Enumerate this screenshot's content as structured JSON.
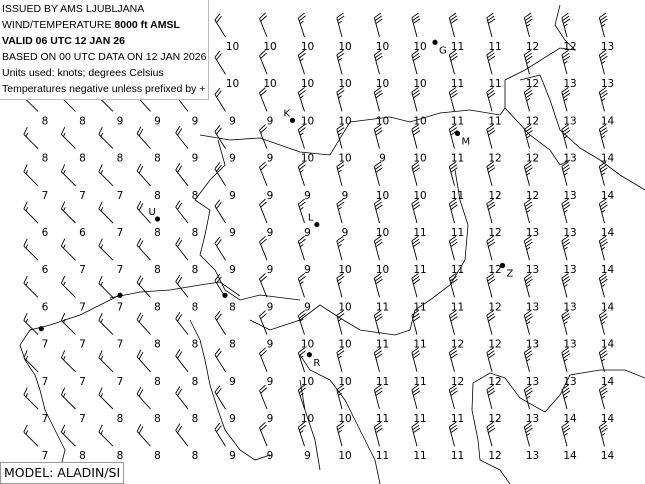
{
  "header": {
    "line1": "ISSUED BY AMS LJUBLJANA",
    "line2_prefix": "WIND/TEMPERATURE ",
    "line2_level": "8000 ft AMSL",
    "line3": "VALID 06 UTC 12 JAN 26",
    "line4": "BASED ON 00 UTC DATA ON 12 JAN 2026",
    "line5": "Units used: knots; degrees Celsius",
    "line6": "Temperatures negative unless prefixed by +"
  },
  "model_label": "MODEL: ALADIN/SI",
  "colors": {
    "ink": "#000000",
    "background": "#ffffff"
  },
  "temperature_grid": [
    [
      null,
      null,
      null,
      null,
      null,
      10,
      10,
      10,
      10,
      10,
      10,
      11,
      11,
      12,
      12,
      13
    ],
    [
      null,
      null,
      null,
      null,
      null,
      10,
      10,
      10,
      10,
      10,
      10,
      11,
      11,
      12,
      13,
      13
    ],
    [
      8,
      8,
      9,
      9,
      9,
      9,
      9,
      10,
      10,
      10,
      10,
      11,
      11,
      12,
      13,
      14
    ],
    [
      8,
      8,
      8,
      8,
      9,
      9,
      9,
      10,
      10,
      9,
      10,
      11,
      12,
      12,
      13,
      14
    ],
    [
      7,
      7,
      7,
      8,
      8,
      9,
      9,
      9,
      9,
      10,
      10,
      11,
      12,
      12,
      13,
      14
    ],
    [
      6,
      6,
      7,
      8,
      8,
      9,
      9,
      9,
      9,
      10,
      11,
      11,
      12,
      13,
      13,
      14
    ],
    [
      6,
      7,
      7,
      8,
      8,
      9,
      9,
      9,
      10,
      10,
      11,
      11,
      12,
      13,
      13,
      14
    ],
    [
      6,
      7,
      7,
      8,
      8,
      8,
      9,
      9,
      10,
      11,
      11,
      11,
      12,
      13,
      13,
      14
    ],
    [
      7,
      7,
      7,
      8,
      8,
      8,
      9,
      10,
      10,
      11,
      11,
      12,
      12,
      13,
      13,
      14
    ],
    [
      7,
      7,
      7,
      8,
      8,
      9,
      9,
      10,
      10,
      11,
      11,
      12,
      12,
      13,
      13,
      14
    ],
    [
      7,
      7,
      8,
      8,
      8,
      9,
      9,
      10,
      10,
      11,
      11,
      11,
      12,
      13,
      14,
      14
    ],
    [
      7,
      8,
      8,
      8,
      8,
      9,
      9,
      9,
      10,
      11,
      11,
      11,
      12,
      13,
      14,
      14
    ]
  ],
  "wind_by_column": {
    "direction_deg": [
      315,
      315,
      315,
      318,
      322,
      328,
      338,
      342,
      345,
      345,
      345,
      345,
      345,
      345,
      345,
      345
    ],
    "speed_kt": [
      15,
      15,
      15,
      20,
      20,
      20,
      20,
      25,
      25,
      30,
      30,
      30,
      30,
      35,
      35,
      35
    ]
  },
  "stations": [
    {
      "label": "G",
      "col": 10.4,
      "row": -0.1
    },
    {
      "label": "K",
      "col": 6.6,
      "row": 2.0
    },
    {
      "label": "M",
      "col": 11.0,
      "row": 2.35
    },
    {
      "label": "U",
      "col": 3.0,
      "row": 4.65
    },
    {
      "label": "L",
      "col": 7.25,
      "row": 4.8
    },
    {
      "label": "Z",
      "col": 12.2,
      "row": 5.9
    },
    {
      "label": "R",
      "col": 7.05,
      "row": 8.3
    },
    {
      "label": "",
      "col": 4.8,
      "row": 6.7
    },
    {
      "label": "",
      "col": 2.0,
      "row": 6.7
    },
    {
      "label": "",
      "col": -0.1,
      "row": 7.6
    }
  ]
}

=-=-=

== Your instructions ==
Excluding the pictures, restate the records above word for word.

== Final result ==
Enumerate this screenshot's content as structured JSON.
{
  "header": {
    "line1": "ISSUED BY AMS LJUBLJANA",
    "line2_prefix": "WIND/TEMPERATURE ",
    "line2_level": "8000 ft AMSL",
    "line3": "VALID 06 UTC 12 JAN 26",
    "line4": "BASED ON 00 UTC DATA ON 12 JAN 2026",
    "line5": "Units used: knots; degrees Celsius",
    "line6": "Temperatures negative unless prefixed by +"
  },
  "model_label": "MODEL: ALADIN/SI",
  "colors": {
    "ink": "#000000",
    "background": "#ffffff"
  },
  "temperature_grid": [
    [
      null,
      null,
      null,
      null,
      null,
      10,
      10,
      10,
      10,
      10,
      10,
      11,
      11,
      12,
      12,
      13
    ],
    [
      null,
      null,
      null,
      null,
      null,
      10,
      10,
      10,
      10,
      10,
      10,
      11,
      11,
      12,
      13,
      13
    ],
    [
      8,
      8,
      9,
      9,
      9,
      9,
      9,
      10,
      10,
      10,
      10,
      11,
      11,
      12,
      13,
      14
    ],
    [
      8,
      8,
      8,
      8,
      9,
      9,
      9,
      10,
      10,
      9,
      10,
      11,
      12,
      12,
      13,
      14
    ],
    [
      7,
      7,
      7,
      8,
      8,
      9,
      9,
      9,
      9,
      10,
      10,
      11,
      12,
      12,
      13,
      14
    ],
    [
      6,
      6,
      7,
      8,
      8,
      9,
      9,
      9,
      9,
      10,
      11,
      11,
      12,
      13,
      13,
      14
    ],
    [
      6,
      7,
      7,
      8,
      8,
      9,
      9,
      9,
      10,
      10,
      11,
      11,
      12,
      13,
      13,
      14
    ],
    [
      6,
      7,
      7,
      8,
      8,
      8,
      9,
      9,
      10,
      11,
      11,
      11,
      12,
      13,
      13,
      14
    ],
    [
      7,
      7,
      7,
      8,
      8,
      8,
      9,
      10,
      10,
      11,
      11,
      12,
      12,
      13,
      13,
      14
    ],
    [
      7,
      7,
      7,
      8,
      8,
      9,
      9,
      10,
      10,
      11,
      11,
      12,
      12,
      13,
      13,
      14
    ],
    [
      7,
      7,
      8,
      8,
      8,
      9,
      9,
      10,
      10,
      11,
      11,
      11,
      12,
      13,
      14,
      14
    ],
    [
      7,
      8,
      8,
      8,
      8,
      9,
      9,
      9,
      10,
      11,
      11,
      11,
      12,
      13,
      14,
      14
    ]
  ],
  "wind_by_column": {
    "direction_deg": [
      315,
      315,
      315,
      318,
      322,
      328,
      338,
      342,
      345,
      345,
      345,
      345,
      345,
      345,
      345,
      345
    ],
    "speed_kt": [
      15,
      15,
      15,
      20,
      20,
      20,
      20,
      25,
      25,
      30,
      30,
      30,
      30,
      35,
      35,
      35
    ]
  },
  "stations": [
    {
      "label": "G",
      "col": 10.4,
      "row": -0.1
    },
    {
      "label": "K",
      "col": 6.6,
      "row": 2.0
    },
    {
      "label": "M",
      "col": 11.0,
      "row": 2.35
    },
    {
      "label": "U",
      "col": 3.0,
      "row": 4.65
    },
    {
      "label": "L",
      "col": 7.25,
      "row": 4.8
    },
    {
      "label": "Z",
      "col": 12.2,
      "row": 5.9
    },
    {
      "label": "R",
      "col": 7.05,
      "row": 8.3
    },
    {
      "label": "",
      "col": 4.8,
      "row": 6.7
    },
    {
      "label": "",
      "col": 2.0,
      "row": 6.7
    },
    {
      "label": "",
      "col": -0.1,
      "row": 7.6
    }
  ]
}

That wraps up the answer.